Quote exactly the lines running from the line with "Extract all readable text from this page." to the end of the entries, including both, and nothing else.

-=-=-

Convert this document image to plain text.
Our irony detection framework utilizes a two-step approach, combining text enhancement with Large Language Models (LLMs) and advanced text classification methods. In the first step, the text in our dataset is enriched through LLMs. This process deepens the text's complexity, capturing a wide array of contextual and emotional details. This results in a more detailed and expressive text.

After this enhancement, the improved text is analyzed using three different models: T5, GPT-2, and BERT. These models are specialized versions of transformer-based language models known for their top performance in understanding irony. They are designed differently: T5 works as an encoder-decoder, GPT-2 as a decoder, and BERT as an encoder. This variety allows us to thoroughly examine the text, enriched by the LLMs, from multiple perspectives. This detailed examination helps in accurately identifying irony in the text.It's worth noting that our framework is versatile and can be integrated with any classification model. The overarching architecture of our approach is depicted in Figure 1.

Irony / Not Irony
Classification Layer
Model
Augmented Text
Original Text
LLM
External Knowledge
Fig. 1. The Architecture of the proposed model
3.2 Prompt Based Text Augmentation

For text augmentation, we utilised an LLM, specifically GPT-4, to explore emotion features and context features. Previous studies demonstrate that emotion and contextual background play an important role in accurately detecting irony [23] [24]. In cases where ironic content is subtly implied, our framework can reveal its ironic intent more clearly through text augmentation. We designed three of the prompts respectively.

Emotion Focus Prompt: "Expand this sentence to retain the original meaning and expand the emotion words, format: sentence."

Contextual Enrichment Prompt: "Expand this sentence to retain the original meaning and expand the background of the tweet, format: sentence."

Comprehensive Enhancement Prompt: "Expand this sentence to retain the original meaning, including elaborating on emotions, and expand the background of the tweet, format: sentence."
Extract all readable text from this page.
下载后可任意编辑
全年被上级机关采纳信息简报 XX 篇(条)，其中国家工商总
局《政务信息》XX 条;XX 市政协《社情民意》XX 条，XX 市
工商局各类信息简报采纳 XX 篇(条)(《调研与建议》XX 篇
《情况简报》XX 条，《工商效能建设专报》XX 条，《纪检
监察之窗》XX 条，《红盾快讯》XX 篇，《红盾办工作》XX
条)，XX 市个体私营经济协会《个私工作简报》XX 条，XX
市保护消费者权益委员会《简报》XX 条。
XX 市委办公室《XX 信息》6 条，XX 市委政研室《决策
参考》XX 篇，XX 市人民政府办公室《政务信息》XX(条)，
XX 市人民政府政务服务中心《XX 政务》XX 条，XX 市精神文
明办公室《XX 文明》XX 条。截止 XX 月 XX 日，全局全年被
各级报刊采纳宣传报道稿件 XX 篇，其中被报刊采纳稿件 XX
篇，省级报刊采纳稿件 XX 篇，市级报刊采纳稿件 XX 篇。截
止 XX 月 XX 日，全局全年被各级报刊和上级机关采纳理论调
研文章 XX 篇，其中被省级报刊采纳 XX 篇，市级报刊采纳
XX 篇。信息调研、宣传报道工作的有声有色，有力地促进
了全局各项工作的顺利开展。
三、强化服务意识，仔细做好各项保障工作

-=-=-

Answer -
Extract all readable text from this page.
下载后可任意编辑
全年被上级机关采纳信息简报 XX 篇(条)，其中国家工商总
局《政务信息》XX 条;XX 市政协《社情民意》XX 条，XX 市
工商局各类信息简报采纳 XX 篇(条)(《调研与建议》XX 篇
《情况简报》XX 条，《工商效能建设专报》XX 条，《纪检
监察之窗》XX 条，《红盾快讯》XX 篇，《红盾办工作》XX
条)，XX 市个体私营经济协会《个私工作简报》XX 条，XX
市保护消费者权益委员会《简报》XX 条。
XX 市委办公室《XX 信息》6 条，XX 市委政研室《决策
参考》XX 篇，XX 市人民政府办公室《政务信息》XX(条)，
XX 市人民政府政务服务中心《XX 政务》XX 条，XX 市精神文
明办公室《XX 文明》XX 条。截止 XX 月 XX 日，全局全年被
各级报刊采纳宣传报道稿件 XX 篇，其中被报刊采纳稿件 XX
篇，省级报刊采纳稿件 XX 篇，市级报刊采纳稿件 XX 篇。截
止 XX 月 XX 日，全局全年被各级报刊和上级机关采纳理论调
研文章 XX 篇，其中被省级报刊采纳 XX 篇，市级报刊采纳
XX 篇。信息调研、宣传报道工作的有声有色，有力地促进
了全局各项工作的顺利开展。
三、强化服务意识，仔细做好各项保障工作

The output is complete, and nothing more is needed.